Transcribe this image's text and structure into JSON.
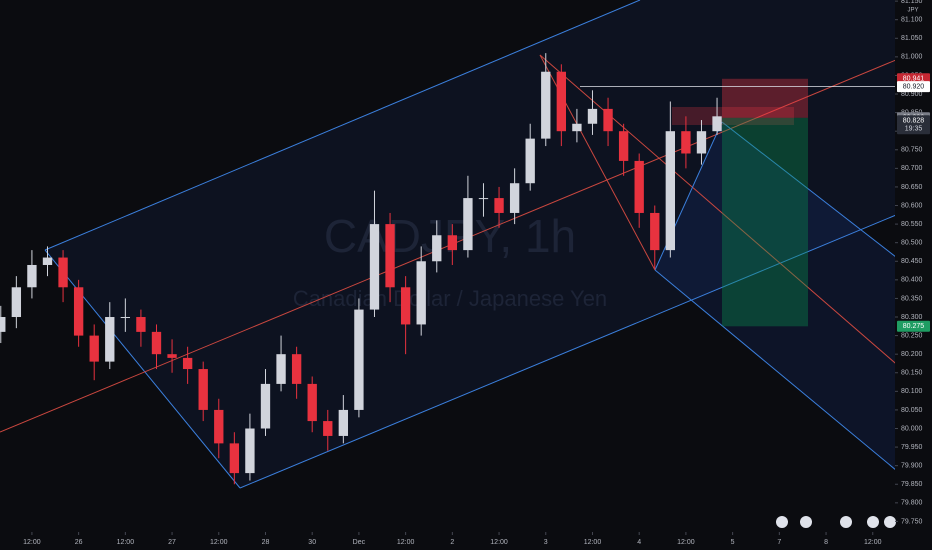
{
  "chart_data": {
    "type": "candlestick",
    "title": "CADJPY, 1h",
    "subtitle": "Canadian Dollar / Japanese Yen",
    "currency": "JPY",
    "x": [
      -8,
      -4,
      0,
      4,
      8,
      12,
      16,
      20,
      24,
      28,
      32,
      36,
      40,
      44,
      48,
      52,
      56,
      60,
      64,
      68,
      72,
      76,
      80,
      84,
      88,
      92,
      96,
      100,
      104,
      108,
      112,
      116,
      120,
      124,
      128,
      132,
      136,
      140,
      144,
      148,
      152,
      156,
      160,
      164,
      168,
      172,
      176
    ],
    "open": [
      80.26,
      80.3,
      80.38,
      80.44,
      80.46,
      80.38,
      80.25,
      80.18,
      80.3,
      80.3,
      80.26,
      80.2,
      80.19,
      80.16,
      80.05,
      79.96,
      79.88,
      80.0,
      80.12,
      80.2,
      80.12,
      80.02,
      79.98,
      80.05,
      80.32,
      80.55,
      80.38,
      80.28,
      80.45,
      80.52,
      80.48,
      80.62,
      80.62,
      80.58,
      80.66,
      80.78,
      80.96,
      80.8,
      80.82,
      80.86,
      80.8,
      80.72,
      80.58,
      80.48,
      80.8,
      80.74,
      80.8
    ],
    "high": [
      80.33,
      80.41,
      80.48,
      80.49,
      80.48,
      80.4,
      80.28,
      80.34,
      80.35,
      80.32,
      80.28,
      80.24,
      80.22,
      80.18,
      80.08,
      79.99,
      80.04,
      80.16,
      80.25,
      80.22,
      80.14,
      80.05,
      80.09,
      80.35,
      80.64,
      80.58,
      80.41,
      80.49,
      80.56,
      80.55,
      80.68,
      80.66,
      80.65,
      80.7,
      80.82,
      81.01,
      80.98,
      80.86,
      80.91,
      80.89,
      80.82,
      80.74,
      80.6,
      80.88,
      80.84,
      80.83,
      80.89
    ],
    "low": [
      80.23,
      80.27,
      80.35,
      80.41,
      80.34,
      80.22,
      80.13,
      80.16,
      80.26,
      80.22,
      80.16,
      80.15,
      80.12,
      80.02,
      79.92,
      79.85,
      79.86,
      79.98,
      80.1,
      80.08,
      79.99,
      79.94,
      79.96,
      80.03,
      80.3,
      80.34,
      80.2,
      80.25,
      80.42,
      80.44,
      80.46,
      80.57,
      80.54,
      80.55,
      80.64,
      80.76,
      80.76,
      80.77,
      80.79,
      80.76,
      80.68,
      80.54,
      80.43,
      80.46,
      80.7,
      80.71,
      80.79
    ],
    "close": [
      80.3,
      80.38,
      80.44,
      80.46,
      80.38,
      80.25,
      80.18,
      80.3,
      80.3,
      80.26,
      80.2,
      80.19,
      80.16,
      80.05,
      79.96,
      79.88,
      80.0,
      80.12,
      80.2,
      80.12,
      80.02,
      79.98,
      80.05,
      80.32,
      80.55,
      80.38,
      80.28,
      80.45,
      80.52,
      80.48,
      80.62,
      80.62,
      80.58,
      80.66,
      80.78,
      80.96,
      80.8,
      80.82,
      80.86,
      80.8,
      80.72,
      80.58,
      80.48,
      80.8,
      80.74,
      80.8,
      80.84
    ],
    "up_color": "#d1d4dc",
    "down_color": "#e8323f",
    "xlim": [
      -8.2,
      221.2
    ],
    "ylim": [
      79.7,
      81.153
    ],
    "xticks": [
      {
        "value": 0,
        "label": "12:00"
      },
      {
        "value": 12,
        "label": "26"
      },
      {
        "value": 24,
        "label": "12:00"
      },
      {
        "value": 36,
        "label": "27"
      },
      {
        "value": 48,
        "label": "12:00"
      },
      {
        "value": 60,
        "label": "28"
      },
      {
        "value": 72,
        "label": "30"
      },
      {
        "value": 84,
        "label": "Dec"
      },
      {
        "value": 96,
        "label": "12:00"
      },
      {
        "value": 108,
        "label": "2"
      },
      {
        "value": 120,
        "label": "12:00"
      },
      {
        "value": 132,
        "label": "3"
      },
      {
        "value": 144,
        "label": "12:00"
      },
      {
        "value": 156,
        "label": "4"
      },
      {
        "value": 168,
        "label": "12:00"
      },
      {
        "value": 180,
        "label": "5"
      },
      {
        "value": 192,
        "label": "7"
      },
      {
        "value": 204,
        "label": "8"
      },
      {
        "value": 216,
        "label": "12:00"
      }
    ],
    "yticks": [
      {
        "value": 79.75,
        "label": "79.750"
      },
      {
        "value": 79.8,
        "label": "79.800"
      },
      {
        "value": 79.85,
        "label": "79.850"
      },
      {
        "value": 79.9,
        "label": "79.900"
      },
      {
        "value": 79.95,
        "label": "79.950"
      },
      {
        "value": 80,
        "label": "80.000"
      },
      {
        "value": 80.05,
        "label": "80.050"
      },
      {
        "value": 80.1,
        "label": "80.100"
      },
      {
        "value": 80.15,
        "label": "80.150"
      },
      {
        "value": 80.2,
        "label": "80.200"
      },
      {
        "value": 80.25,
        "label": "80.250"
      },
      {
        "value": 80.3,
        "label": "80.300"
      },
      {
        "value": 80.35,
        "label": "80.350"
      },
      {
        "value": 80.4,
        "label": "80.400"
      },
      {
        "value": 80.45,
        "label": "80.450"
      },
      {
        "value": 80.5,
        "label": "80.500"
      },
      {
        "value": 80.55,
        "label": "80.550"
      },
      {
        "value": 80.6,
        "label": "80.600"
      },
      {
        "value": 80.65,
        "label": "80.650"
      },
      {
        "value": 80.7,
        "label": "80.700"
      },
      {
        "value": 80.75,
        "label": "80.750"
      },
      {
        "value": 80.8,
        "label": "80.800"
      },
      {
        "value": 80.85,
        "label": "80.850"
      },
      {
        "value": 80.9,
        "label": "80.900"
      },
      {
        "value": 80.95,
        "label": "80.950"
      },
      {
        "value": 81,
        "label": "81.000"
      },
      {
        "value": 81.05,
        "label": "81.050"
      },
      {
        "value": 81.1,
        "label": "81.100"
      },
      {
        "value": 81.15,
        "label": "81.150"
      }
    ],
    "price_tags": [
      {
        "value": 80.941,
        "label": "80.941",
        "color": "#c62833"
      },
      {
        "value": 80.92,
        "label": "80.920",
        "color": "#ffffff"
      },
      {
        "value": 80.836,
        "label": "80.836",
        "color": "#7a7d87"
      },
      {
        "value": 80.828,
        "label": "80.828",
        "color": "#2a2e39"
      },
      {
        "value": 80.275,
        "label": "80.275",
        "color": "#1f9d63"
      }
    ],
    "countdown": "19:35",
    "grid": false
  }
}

--------

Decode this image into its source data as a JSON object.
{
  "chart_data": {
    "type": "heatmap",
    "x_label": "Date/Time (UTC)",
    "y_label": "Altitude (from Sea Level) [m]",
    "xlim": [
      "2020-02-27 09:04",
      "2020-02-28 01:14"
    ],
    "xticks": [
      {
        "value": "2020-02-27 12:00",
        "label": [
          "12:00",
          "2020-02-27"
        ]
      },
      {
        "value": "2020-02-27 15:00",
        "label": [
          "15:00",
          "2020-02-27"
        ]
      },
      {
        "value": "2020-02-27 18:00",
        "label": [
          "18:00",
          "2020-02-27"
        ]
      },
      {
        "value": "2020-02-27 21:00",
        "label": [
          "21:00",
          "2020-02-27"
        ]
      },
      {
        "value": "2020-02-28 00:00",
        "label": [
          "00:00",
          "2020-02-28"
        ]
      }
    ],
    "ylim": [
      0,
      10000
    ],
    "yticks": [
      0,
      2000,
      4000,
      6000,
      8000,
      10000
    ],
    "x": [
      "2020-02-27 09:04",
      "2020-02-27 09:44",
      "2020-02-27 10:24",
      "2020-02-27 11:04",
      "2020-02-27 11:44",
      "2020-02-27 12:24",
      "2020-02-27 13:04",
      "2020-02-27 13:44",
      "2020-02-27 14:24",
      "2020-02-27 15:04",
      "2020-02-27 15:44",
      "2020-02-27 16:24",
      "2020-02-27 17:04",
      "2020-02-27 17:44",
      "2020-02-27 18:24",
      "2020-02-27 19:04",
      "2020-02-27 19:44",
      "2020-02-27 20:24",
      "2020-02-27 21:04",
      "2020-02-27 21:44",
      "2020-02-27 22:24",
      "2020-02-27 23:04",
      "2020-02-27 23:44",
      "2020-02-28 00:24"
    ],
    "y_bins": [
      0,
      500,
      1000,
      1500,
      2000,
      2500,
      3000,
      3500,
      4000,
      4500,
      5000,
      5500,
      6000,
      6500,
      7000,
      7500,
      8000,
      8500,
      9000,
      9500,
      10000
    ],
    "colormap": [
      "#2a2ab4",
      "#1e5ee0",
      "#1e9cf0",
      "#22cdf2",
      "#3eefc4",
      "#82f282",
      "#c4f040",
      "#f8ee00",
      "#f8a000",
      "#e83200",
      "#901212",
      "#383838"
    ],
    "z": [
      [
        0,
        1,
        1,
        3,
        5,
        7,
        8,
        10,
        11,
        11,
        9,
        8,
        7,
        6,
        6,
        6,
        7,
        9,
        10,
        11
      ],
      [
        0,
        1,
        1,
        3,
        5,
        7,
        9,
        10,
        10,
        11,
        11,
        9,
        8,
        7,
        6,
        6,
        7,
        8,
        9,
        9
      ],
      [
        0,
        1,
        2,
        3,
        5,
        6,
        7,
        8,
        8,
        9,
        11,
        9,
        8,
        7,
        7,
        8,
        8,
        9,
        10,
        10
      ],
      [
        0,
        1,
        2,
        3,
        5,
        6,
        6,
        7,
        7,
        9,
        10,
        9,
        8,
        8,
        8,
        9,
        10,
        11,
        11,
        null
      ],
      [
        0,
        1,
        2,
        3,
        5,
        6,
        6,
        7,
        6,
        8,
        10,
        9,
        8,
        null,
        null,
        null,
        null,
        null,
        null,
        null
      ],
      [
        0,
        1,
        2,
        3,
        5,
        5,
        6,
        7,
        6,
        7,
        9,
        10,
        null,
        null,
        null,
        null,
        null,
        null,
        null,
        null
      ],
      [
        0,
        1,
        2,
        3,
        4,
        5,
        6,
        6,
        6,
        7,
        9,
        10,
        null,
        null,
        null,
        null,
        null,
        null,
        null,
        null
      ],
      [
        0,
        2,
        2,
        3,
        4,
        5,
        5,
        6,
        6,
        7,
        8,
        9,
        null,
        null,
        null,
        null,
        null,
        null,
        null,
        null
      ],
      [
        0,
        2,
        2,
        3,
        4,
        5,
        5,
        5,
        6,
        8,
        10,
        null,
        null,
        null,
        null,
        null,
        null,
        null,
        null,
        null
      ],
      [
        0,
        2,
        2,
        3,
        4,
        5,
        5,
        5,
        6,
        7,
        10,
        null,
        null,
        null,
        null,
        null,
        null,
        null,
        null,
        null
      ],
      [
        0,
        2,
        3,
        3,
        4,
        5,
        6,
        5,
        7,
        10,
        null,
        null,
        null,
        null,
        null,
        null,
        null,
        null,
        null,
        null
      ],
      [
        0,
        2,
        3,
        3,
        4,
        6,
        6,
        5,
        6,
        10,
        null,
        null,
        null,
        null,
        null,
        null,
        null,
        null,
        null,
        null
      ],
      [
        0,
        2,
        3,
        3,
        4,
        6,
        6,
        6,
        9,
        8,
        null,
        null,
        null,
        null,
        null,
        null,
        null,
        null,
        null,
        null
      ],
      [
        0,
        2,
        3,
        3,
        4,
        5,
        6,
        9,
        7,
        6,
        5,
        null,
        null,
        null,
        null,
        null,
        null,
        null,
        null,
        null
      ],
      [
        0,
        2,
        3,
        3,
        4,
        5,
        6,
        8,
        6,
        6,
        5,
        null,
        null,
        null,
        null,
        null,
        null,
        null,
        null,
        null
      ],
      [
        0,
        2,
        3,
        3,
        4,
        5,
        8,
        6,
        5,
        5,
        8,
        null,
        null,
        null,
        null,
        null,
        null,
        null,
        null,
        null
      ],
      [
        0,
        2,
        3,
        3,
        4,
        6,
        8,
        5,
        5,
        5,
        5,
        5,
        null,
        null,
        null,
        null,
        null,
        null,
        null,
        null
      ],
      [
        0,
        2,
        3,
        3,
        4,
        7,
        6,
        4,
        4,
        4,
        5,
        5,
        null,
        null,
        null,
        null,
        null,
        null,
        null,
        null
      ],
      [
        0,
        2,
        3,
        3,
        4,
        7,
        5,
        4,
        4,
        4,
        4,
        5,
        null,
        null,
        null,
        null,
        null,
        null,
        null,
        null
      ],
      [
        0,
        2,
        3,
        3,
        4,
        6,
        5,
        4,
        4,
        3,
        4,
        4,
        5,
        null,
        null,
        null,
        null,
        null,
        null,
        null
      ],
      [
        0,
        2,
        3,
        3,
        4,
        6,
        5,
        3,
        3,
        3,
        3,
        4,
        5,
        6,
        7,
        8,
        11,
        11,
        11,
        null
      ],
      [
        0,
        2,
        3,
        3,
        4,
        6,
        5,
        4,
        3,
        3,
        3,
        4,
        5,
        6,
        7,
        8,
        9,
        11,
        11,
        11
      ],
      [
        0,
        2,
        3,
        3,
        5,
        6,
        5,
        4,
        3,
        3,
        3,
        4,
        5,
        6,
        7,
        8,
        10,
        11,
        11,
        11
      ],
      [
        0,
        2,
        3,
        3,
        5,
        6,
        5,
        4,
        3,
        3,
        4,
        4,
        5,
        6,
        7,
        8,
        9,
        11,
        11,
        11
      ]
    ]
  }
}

--------

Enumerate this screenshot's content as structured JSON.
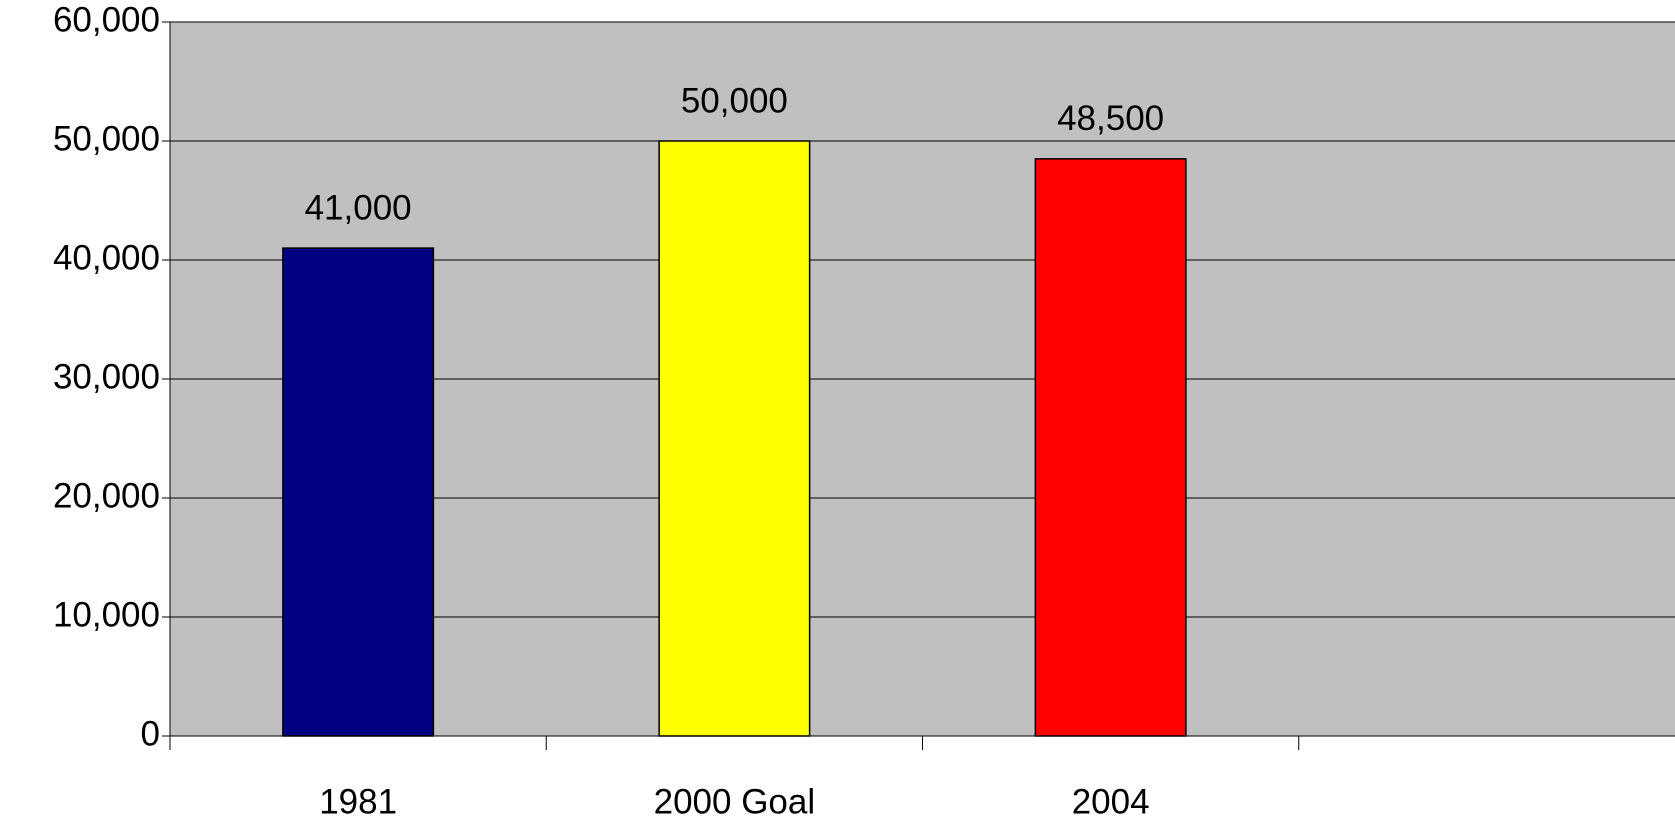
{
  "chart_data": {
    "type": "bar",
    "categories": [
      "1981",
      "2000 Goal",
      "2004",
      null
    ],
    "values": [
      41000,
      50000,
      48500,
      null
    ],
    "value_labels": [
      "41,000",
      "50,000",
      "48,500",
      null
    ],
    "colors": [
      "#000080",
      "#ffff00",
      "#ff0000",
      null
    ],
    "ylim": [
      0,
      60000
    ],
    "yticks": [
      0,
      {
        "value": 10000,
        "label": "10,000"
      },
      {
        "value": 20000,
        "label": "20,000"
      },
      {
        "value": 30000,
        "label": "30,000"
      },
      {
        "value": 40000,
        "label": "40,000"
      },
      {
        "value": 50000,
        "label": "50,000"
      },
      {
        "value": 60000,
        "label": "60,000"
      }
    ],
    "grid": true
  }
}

--------

Which lines contain the word "JSON"? Copy each one.

Transcribe this image's text and structure into JSON.
Decode this image into its source data as a JSON object.
Enumerate this screenshot's content as structured JSON.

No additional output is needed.